(Source records)

— BEGIN —

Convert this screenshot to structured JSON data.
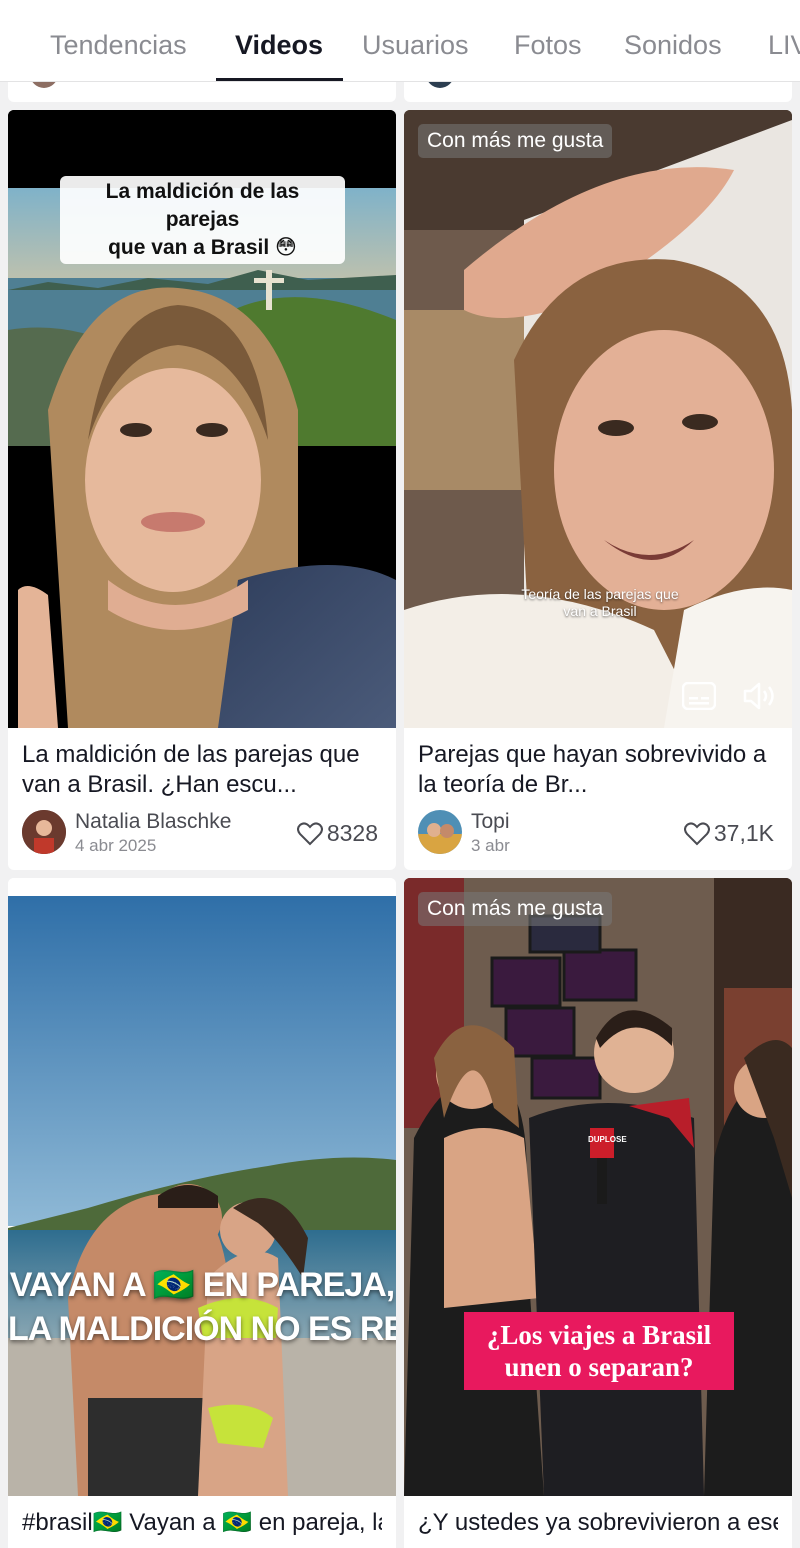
{
  "tabs": [
    {
      "label": "Tendencias"
    },
    {
      "label": "Videos"
    },
    {
      "label": "Usuarios"
    },
    {
      "label": "Fotos"
    },
    {
      "label": "Sonidos"
    },
    {
      "label": "LIVE"
    }
  ],
  "active_tab": "Videos",
  "cards": [
    {
      "overlay_caption": "La maldición de las parejas\nque van a Brasil 😳",
      "badge": "",
      "title": "La maldición de las parejas que van a Brasil. ¿Han escu...",
      "author": "Natalia Blaschke",
      "date": "4 abr 2025",
      "likes": "8328"
    },
    {
      "badge": "Con más me gusta",
      "overlay_caption": "Teoría de las parejas que\nvan a Brasil",
      "title": "Parejas que hayan sobrevivido a la teoría de Br...",
      "author": "Topi",
      "date": "3 abr",
      "likes": "37,1K"
    },
    {
      "badge": "",
      "overlay_caption_line1": "VAYAN A 🇧🇷 EN PAREJA,",
      "overlay_caption_line2": "LA MALDICIÓN NO ES REAL 💘",
      "title": "#brasil🇧🇷 Vayan a 🇧🇷 en pareja, la maldición no es re..."
    },
    {
      "badge": "Con más me gusta",
      "overlay_caption_line1": "¿Los viajes a Brasil",
      "overlay_caption_line2": "unen o separan?",
      "mic_label": "DUPLOSE",
      "title": "¿Y ustedes ya sobrevivieron a ese viaje a brasil como C..."
    }
  ],
  "colors": {
    "accent": "#161823",
    "muted": "#8a8b91",
    "caption_pink": "#e91e63"
  }
}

— END —

## Problem
Tell how many lines of the data include the word "title", and nothing else.

## Output for this task
4